Return all lines below containing the word "move".

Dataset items
··········

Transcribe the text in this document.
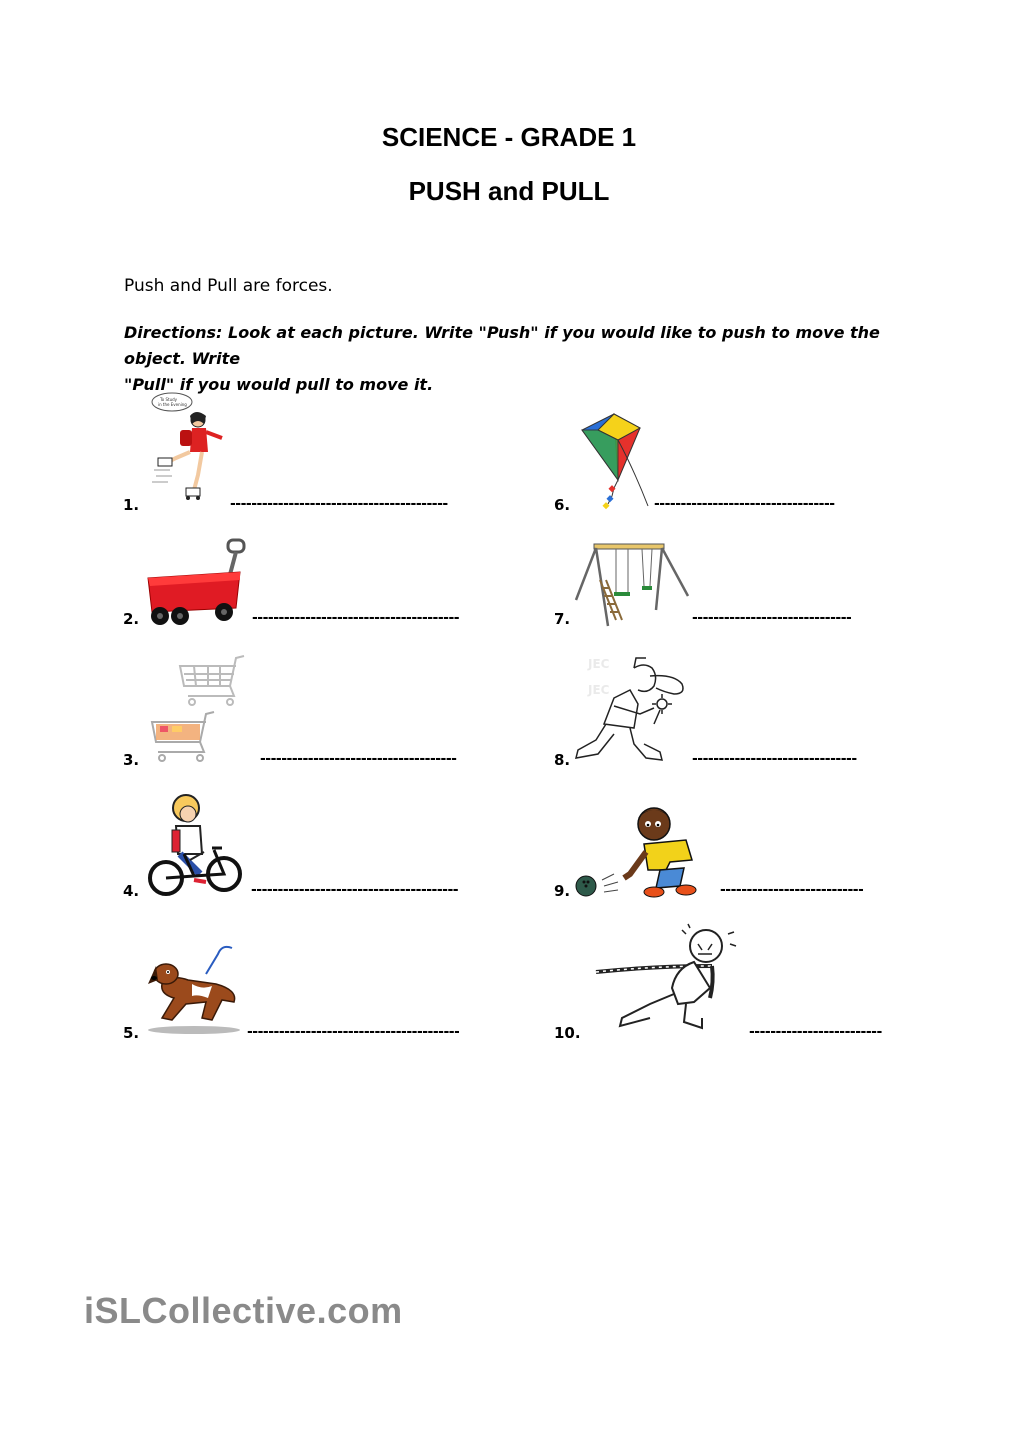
SCIENCE - GRADE 1
PUSH and PULL

Push and Pull are forces.

Directions: Look at each picture. Write "Push" if you would like to push to move the object. Write
"Pull" if you would pull to move it.
1.
To Study
in the Evening
-----------------------------------------
2.	---------------------------------------
3.	-------------------------------------
4.	---------------------------------------
5.	----------------------------------------
6.	----------------------------------
7.	------------------------------
8.
JEC
JEC
-------------------------------
9.	---------------------------
10.	-------------------------
iSLCollective.com
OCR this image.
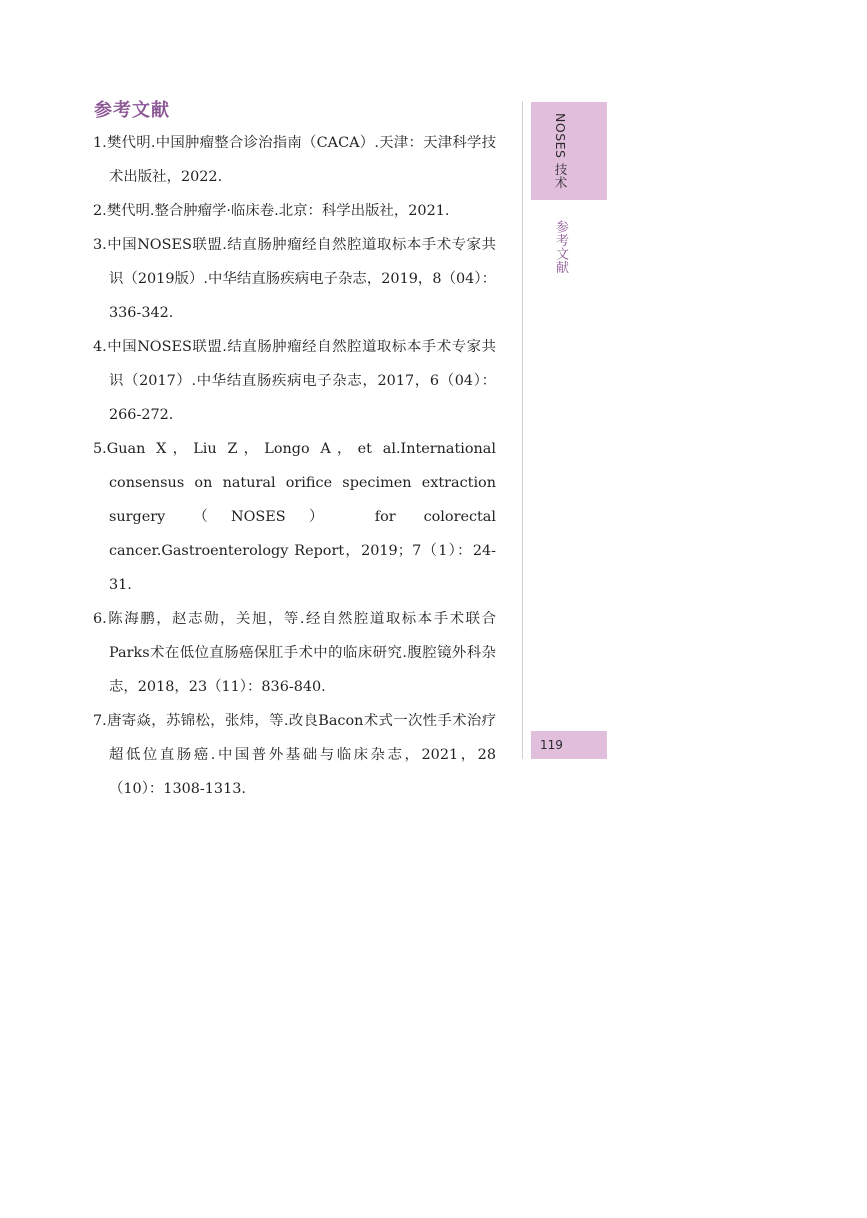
参考文献
1.樊代明.中国肿瘤整合诊治指南（CACA）.天津：天津科学技术出版社，2022.
2.樊代明.整合肿瘤学·临床卷.北京：科学出版社，2021.
3.中国NOSES联盟.结直肠肿瘤经自然腔道取标本手术专家共识（2019版）.中华结直肠疾病电子杂志，2019，8（04）：336-342.
4.中国NOSES联盟.结直肠肿瘤经自然腔道取标本手术专家共识（2017）.中华结直肠疾病电子杂志，2017，6（04）：266-272.
5.Guan X，Liu Z，Longo A，et al.International consensus on natural orifice specimen extraction surgery （NOSES） for colorectal cancer.Gastroenterology Report，2019；7（1）：24-31.
6.陈海鹏，赵志勋，关旭，等.经自然腔道取标本手术联合Parks术在低位直肠癌保肛手术中的临床研究.腹腔镜外科杂志，2018，23（11）：836-840.
7.唐寄焱，苏锦松，张炜，等.改良Bacon术式一次性手术治疗超低位直肠癌.中国普外基础与临床杂志，2021，28（10）：1308-1313.
NOSES 技术
参考文献
119
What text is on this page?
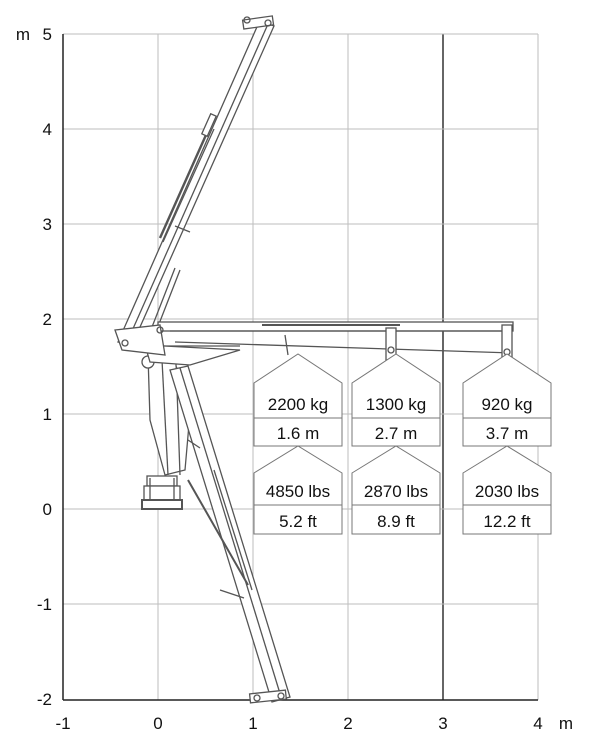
m 5
4
3
2
1
0
-1
-2
-1	0	1	2	3	4 m
2200 kg
1.6 m
4850 lbs
5.2 ft
1300 kg
2.7 m
2870 lbs
8.9 ft
920 kg
3.7 m
2030 lbs
12.2 ft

··········

RESULT FOR THIS TASK
Directions: Look at each picture. Write "Push" if you would like to push to move the object. Write
"Pull" if you would pull to move it.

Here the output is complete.